→ O PEDIDO
Por favor, continue o relato sobre a atividade com a história do Anão, do Gigante e do Curupira, começando logo após a última frase.

→ TRECHO

★ ★ ★ ★ ★

De acordo com Smole (2014), a escola deve ser um ambiente problematizador, favorecendo o desenvolvimento de novos conhecimentos matemáticos. Sendo assim, as propostas desenvolvidas abarcam questionamentos e problemas, em que as crianças podem expor suas ideias e hipóteses, sendo incentivadas à argumentação e socialização. Diante disso, o trabalho com uma história propiciou o desenvolvimento da linguagem matemática, da dramatização, do desenho, da escrita, da exploração do espaço e do diálogo e num segundo momento, uma proposta de medição das crianças.
Iniciamos o trabalho levando à turma a história: “O Anão, o Gigante e o Curupira” (o Curupira, em nossa história, tem os pés virados para frente como qualquer outro ser; adora fazer novos amigos e conversar com pessoas que são boas para a natureza. Num dia muito calmo na floresta o Curupira escuta um barulho muito alto. Andando um pouco mais vê uma cena muito diferente: um anão e um gigante andando juntos pela mata a procura de comida. Vendo que os dois eram amigos o Curupira se aproxima para oferecer ajuda. Com muita fome os dois perguntam onde podem encontrar frutas. Muito cordial o Curupira ensina o caminho para árvores frutíferas, mas também lhes convida para um delicioso jantar em sua casa. Animados com a sopa o gigante e o anão perguntam onde podem encontrar a casa do Curupira. Este, antes de sair correndo lhes informa: “Minha casa fica na direção dessa castanheira a 30 passos de onde estamos.” Dada à hora combinada o gigante e o anão vão na direção indicada pelo Curupira, dão os 30 passos, porém nenhum deles consegue chegar à casa). A partir daí, problematizamos com as crianças esta questão, “Por que o Anão e o Gigante não conseguiram chegar à casa do Curupira?”; “O que deveriam fazer para conseguir chegar?”. As crianças nos mostraram diversas hipóteses e inicialmente nenhuma demonstrava preocupação com questões matemáticas (o comprimento do passo e a necessidade dos 30 passos), mas muita criatividade e envolvimento para solucionar o problema. Para Smole (2000), um dos maiores motivos para a abordagem da matemática na escola, é a resolução de problemas e ainda ressalta que essa habilidade é importante não apenas para a aprendizagem da matemática, mas também para o desenvolvimento da inteligência e cognição.
Um problema e muitos caminhos...
A partir do problema supracitado, as crianças apresentaram diversas hipóteses, como: “Eles não acharam porque eles não tinham mapa”; “O gigante é muito alto. Ele pode levantar o anão e ver o caminho. Eu acho que tinha dois caminhos e eles se perderam.”; “Eles precisam de um telescópio! Com telescópio dá para enxergar bem longe.”; “Eles não chegaram pois não sabiam contar.” As conversas num primeiro momento demonstraram que as hipóteses das crianças não consideravam o comprimento do passo de cada personagem e a necessidade dos 30 passos. O desenho e a dramatização da história fizeram parte da dinâmica de nosso trabalho, nesta perspectiva, as crianças apropriaram-se da história e demonstraram interesse na resolução do problema: “Por que o gigante e o anão não conseguiram chegar à casa do Curupira?”. Então, uma ideia surgiu das crianças: “Eles tinham que contar os passos. Tinha que contar até 30.” Neste momento, a turma acolheu esta hipótese e passamos a dialogar sobre o “passo” das personagens: “O passo do gigante tem que ser assim (afasta os pés o máximo que consegue).” Durante a dramatização da história, as crianças definiram qual seria o comprimento do passo do Anão, do Curupira e do Gigante, referindo-se respectivamente a cada um como: passo pequeno, passo médio e passo grande. Para registrar o passo de cada personagem, cortamos três “tiras” de barbante.

★ ★ ★ ★ ★

→ REGISTROS DE DADOS
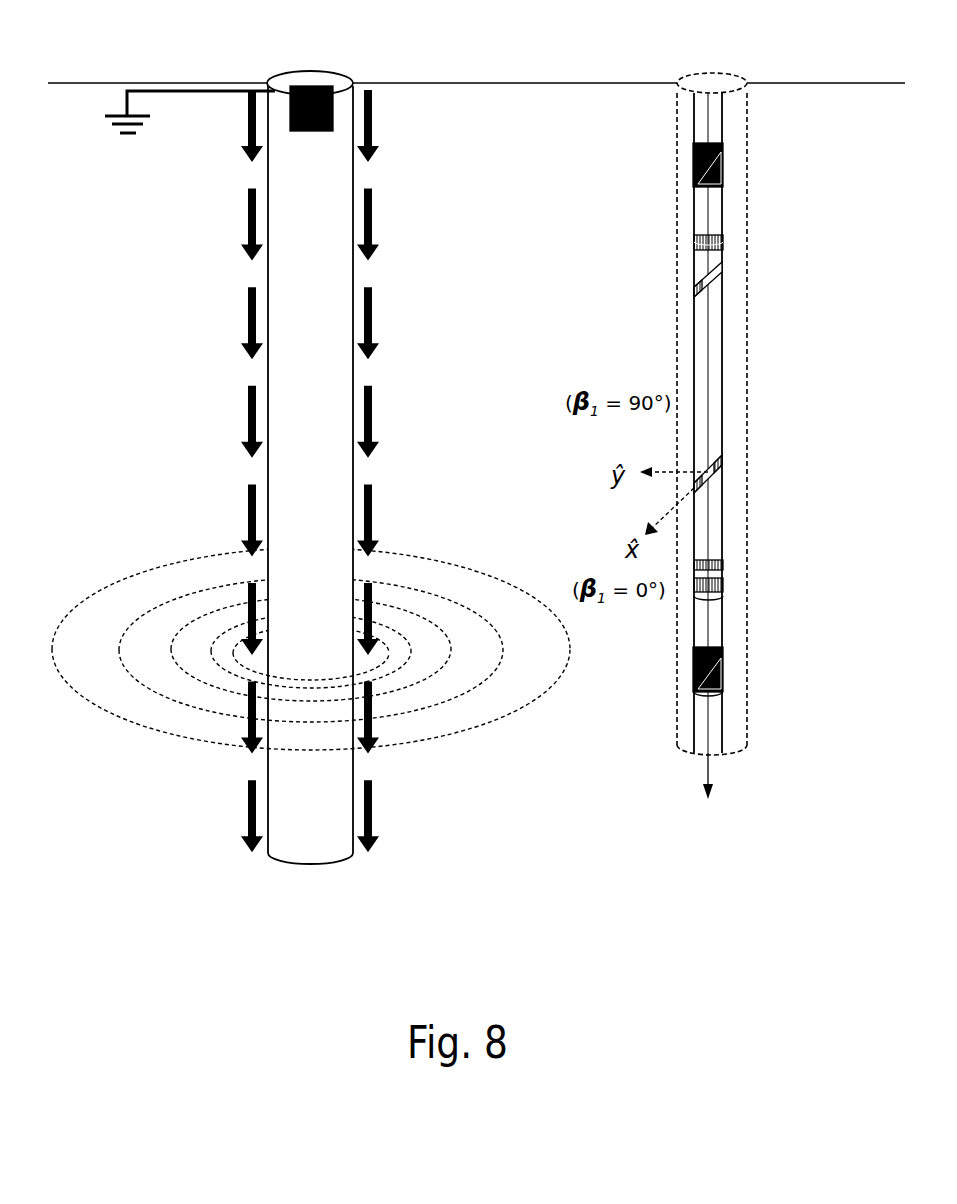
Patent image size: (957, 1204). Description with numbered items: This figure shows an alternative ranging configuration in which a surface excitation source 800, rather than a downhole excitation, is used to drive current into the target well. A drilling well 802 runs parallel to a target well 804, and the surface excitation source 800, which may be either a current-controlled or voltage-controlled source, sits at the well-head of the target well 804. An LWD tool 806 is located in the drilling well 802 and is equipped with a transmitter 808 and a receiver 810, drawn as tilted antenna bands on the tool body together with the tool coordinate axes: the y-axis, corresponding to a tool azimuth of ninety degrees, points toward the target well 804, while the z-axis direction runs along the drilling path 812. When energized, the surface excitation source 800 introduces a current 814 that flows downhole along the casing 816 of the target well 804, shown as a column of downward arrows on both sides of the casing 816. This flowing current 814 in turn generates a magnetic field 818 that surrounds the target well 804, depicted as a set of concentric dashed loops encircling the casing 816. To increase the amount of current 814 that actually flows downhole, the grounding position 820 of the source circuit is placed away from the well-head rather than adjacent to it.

★ ★ ★ ★ ★

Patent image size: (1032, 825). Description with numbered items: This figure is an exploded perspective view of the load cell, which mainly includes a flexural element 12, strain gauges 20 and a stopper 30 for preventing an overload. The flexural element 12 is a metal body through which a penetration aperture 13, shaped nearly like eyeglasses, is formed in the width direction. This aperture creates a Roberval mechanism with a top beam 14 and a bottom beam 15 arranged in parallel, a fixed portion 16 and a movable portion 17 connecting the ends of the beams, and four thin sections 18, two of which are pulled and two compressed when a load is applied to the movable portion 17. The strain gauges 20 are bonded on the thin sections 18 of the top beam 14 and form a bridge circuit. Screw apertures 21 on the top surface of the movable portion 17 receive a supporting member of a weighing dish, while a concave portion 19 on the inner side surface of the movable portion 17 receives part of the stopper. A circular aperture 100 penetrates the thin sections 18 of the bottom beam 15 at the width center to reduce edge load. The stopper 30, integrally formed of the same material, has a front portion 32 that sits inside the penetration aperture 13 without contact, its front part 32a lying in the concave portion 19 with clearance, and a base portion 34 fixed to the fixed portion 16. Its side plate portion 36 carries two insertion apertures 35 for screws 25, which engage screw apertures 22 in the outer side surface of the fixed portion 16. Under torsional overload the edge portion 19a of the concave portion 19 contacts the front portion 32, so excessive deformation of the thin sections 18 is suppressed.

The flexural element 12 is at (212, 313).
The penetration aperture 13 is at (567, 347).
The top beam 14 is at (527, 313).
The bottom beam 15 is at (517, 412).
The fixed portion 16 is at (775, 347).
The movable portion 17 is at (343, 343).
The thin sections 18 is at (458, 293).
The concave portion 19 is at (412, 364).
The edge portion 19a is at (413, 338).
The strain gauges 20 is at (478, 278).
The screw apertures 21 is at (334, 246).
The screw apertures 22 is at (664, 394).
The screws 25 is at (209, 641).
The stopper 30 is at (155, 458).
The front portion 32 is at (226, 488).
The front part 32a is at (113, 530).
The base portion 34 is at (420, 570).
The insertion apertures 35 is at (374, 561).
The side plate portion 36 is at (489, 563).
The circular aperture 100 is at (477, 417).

★ ★ ★ ★ ★

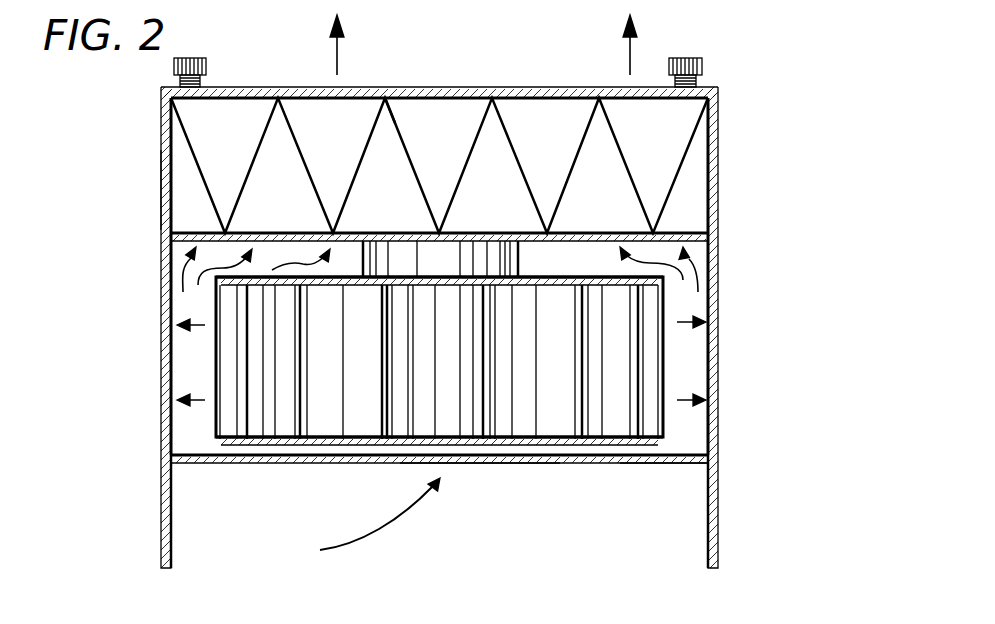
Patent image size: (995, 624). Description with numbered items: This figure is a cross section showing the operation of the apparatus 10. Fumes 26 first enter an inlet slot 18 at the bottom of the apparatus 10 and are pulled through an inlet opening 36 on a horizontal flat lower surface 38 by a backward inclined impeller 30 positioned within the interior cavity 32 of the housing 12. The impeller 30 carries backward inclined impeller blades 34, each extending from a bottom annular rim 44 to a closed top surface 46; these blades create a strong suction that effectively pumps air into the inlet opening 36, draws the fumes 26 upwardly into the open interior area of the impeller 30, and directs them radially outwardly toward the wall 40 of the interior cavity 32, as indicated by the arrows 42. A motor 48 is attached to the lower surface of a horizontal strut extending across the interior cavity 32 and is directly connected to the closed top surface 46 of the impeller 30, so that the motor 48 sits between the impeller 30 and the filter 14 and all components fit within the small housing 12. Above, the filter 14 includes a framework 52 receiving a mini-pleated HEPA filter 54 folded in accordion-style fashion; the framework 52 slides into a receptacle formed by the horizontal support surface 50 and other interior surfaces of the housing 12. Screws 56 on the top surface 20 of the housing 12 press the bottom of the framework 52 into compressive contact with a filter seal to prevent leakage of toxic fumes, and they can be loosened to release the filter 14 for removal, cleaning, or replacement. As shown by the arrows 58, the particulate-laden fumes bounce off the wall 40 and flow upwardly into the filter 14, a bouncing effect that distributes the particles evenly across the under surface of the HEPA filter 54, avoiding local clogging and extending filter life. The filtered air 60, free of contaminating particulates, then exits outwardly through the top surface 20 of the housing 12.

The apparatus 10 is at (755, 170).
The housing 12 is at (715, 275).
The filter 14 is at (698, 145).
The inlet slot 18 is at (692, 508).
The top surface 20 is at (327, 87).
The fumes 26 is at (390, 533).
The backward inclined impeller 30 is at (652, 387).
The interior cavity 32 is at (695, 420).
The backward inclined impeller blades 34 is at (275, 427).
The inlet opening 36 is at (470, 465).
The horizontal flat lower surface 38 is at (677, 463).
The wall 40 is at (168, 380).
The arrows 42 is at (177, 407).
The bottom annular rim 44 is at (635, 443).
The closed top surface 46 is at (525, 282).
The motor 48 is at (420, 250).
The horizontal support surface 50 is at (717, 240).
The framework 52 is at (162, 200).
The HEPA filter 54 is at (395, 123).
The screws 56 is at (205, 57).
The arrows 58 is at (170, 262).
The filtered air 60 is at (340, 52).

★ ★ ★ ★ ★

→ EM RESPOSTA
Moura (1995) afirma que a criança que se envolve na descoberta de um problema, está inteira para resolvê-lo, portanto, mobiliza não apenas funções cognitivas, mas emocionais, imaginárias e simbólicas. Durante o período de trabalho com a história, questões como perto e longe, grande e pequeno, rápido e devagar foram abordadas. As crianças também experimentaram andar os 30 passos, conversar a partir desta atividade e comparar as distâncias atingidas pelos 30 passos.
Grando (2010) afirma que cabe ao professor organizar situações para que os educandos sintam necessidade de utilizar as medidas, mesmo que não-convencionais. Para tanto, é necessário propiciar momentos em que problemas, desafios, reflexões sobre fatos, situações e atividades do dia-a-dia sejam trabalhadas.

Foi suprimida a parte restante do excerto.